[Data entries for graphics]

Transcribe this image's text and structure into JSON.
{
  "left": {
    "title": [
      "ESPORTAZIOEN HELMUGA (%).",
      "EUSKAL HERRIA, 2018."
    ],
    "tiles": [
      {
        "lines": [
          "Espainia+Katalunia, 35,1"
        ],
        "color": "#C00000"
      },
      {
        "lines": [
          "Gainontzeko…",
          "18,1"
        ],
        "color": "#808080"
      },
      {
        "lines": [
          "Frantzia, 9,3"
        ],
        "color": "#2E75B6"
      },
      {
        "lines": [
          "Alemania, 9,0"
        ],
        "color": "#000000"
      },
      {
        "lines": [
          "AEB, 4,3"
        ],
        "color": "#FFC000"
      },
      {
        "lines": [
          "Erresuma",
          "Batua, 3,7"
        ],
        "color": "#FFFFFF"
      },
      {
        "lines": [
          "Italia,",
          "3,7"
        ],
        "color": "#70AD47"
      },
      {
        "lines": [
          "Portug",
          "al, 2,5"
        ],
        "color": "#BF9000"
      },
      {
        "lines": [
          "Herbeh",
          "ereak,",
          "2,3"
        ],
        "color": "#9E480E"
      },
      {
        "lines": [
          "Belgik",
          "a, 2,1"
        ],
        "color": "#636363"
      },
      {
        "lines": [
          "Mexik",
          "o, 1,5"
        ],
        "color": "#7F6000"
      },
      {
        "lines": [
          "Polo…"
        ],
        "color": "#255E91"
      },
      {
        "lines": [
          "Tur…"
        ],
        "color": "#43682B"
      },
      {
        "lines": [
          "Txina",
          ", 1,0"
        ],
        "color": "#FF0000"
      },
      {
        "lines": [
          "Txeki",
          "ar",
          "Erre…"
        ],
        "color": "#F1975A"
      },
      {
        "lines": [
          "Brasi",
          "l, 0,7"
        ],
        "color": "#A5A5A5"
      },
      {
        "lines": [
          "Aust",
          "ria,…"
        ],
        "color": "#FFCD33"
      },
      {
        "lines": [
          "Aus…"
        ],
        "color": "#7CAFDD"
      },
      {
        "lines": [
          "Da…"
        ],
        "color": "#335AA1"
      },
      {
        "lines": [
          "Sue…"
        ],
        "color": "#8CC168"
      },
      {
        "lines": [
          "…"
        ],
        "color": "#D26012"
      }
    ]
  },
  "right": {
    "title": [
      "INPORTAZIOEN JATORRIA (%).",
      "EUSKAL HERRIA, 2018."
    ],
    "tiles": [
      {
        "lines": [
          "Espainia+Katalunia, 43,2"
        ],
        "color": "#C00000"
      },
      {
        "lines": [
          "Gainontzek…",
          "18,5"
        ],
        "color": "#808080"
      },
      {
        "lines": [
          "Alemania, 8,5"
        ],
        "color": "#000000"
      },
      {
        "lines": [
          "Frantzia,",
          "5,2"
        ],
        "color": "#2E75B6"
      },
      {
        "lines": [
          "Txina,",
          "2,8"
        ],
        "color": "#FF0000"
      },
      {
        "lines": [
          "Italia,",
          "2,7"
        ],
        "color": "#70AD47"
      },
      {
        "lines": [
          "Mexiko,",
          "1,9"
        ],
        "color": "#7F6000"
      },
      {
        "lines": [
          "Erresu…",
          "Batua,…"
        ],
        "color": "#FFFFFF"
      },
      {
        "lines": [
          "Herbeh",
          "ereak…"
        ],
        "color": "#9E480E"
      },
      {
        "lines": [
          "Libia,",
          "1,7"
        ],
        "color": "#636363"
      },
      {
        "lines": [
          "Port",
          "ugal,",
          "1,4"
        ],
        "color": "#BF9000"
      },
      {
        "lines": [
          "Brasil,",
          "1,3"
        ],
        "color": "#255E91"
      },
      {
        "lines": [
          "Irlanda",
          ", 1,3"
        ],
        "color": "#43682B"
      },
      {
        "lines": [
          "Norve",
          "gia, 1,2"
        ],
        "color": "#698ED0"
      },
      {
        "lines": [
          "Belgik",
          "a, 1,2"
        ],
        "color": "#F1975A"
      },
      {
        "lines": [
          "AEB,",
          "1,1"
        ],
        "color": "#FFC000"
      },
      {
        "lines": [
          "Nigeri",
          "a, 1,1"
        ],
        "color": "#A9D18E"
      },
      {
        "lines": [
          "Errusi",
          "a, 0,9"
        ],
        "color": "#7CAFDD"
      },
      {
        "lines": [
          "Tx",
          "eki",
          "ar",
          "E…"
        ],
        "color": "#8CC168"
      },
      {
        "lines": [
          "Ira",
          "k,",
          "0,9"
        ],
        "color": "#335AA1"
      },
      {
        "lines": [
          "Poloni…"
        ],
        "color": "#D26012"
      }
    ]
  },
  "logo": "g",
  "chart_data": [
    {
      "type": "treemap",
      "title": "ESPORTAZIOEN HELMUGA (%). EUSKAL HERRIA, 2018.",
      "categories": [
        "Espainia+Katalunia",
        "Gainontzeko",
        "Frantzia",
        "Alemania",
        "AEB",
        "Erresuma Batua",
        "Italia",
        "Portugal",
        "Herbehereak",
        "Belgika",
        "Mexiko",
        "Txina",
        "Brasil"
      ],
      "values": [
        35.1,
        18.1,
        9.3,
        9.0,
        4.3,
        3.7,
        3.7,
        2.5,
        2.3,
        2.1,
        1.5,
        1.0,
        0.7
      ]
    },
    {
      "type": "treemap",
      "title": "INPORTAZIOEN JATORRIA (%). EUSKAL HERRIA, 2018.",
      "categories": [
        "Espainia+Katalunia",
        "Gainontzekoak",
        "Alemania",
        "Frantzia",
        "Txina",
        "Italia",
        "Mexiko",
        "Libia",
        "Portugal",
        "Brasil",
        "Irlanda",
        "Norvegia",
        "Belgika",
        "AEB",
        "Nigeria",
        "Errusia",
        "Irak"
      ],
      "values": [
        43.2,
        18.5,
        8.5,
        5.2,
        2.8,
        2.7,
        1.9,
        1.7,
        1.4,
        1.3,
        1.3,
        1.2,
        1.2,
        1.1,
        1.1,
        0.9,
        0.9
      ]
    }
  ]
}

[What is asked]
Looking at the records above, count the lines where the word "Katalunia" appears. State only the number.

[Reply]
4